> _Excerpted records_
►

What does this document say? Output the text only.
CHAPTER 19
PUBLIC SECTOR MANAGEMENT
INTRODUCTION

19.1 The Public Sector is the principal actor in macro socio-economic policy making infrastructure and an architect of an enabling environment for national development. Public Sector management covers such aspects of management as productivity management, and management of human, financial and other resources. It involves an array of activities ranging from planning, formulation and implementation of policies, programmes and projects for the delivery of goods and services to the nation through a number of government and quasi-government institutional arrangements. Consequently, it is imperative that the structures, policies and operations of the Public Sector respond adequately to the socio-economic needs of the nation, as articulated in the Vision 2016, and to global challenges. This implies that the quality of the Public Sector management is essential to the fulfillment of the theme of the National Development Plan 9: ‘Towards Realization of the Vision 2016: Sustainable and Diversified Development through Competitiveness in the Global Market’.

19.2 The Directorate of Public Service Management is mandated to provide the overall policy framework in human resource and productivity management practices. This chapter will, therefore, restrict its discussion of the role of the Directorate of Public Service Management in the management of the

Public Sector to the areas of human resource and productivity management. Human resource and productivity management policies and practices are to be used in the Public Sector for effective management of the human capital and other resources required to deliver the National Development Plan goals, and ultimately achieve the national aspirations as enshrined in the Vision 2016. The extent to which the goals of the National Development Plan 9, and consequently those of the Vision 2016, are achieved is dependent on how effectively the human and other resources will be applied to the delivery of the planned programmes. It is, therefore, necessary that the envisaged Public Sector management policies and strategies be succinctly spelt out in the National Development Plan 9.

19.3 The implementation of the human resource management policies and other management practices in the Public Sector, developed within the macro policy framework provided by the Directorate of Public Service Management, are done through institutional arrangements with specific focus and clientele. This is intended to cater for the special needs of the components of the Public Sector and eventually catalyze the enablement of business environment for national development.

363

◄
►

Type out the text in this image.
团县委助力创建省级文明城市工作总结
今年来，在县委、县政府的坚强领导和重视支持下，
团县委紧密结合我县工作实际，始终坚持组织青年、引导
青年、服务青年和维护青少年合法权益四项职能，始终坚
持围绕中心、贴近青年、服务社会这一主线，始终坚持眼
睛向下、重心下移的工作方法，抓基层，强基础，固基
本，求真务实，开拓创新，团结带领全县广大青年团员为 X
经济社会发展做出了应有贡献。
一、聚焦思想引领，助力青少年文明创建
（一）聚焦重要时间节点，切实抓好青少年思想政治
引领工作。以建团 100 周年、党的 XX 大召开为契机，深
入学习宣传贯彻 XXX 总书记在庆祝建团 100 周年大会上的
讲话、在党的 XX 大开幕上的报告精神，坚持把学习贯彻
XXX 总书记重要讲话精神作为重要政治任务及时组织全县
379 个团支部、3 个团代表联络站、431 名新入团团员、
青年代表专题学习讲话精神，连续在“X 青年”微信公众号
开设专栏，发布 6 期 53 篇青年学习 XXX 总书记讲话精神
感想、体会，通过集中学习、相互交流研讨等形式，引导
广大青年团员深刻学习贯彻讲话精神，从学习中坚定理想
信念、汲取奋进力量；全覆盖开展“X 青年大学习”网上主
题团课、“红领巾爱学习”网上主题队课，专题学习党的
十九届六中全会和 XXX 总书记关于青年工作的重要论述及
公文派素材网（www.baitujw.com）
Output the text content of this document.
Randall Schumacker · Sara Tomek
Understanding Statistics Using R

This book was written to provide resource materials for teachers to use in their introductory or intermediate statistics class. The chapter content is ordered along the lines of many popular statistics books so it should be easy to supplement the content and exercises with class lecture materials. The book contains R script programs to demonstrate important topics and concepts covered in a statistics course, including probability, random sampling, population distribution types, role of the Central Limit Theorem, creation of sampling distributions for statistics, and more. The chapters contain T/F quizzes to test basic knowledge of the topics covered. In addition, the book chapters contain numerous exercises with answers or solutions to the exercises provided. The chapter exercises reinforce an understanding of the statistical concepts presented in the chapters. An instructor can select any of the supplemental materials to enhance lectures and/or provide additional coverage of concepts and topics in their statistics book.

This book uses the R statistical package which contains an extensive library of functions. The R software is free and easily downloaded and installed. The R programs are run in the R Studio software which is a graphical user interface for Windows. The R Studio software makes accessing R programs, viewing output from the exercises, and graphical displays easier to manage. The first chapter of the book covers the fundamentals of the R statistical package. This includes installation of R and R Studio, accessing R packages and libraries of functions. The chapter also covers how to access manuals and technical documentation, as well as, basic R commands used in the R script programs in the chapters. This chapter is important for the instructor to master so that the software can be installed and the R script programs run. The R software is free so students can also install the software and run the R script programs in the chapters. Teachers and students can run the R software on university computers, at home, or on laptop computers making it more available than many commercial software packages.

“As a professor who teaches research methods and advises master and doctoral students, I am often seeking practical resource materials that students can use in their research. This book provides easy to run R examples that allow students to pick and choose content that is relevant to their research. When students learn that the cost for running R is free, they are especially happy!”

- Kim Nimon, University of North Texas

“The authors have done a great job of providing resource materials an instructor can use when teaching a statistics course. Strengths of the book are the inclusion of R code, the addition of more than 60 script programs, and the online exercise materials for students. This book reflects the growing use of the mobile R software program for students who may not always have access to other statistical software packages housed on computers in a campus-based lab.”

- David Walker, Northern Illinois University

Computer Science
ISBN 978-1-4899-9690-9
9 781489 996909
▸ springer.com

◄
►

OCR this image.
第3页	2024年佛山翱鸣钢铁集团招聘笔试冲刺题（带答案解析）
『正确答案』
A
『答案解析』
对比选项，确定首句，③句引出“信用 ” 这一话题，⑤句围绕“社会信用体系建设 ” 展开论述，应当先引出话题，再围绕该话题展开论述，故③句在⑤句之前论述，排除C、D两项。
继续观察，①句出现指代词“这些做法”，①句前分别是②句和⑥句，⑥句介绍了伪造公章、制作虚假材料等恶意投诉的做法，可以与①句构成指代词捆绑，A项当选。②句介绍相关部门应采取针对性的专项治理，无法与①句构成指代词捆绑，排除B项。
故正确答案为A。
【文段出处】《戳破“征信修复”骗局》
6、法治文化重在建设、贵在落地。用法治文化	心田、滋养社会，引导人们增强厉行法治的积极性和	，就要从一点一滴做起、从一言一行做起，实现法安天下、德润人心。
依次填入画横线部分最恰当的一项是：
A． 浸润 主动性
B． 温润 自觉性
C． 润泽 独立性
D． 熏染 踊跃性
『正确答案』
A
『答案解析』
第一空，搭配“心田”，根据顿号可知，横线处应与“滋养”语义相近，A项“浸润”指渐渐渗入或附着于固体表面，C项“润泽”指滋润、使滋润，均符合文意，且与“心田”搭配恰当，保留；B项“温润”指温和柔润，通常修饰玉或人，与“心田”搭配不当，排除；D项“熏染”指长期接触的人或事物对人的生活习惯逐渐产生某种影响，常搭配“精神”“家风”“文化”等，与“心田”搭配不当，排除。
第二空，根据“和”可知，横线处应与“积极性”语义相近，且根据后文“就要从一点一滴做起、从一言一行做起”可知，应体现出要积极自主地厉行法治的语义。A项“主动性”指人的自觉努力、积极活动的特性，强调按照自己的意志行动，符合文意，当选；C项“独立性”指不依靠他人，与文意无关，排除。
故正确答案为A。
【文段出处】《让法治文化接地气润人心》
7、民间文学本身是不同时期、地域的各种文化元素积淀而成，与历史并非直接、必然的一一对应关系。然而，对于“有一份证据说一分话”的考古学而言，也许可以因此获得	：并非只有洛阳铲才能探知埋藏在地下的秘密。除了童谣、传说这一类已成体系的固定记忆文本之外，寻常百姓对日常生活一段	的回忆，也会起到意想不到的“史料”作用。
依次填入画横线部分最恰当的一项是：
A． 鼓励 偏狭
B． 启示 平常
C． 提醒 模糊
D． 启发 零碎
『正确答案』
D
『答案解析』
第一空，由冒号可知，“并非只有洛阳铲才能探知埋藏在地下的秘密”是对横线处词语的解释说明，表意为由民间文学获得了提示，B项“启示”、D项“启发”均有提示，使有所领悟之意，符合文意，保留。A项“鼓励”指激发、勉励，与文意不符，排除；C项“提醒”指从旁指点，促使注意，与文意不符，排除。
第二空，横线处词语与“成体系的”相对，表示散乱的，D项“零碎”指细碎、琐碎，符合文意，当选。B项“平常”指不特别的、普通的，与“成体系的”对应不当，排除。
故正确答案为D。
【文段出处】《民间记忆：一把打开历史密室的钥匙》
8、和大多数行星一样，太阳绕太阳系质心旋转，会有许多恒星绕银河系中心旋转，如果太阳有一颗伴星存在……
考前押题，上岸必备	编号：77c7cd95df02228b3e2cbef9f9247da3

◄

> _Task directions_
From the listing above, copy every line that holds the string "文段出处".

> _Correct answer_
【文段出处】《戳破“征信修复”骗局》
【文段出处】《让法治文化接地气润人心》
【文段出处】《民间记忆：一把打开历史密室的钥匙》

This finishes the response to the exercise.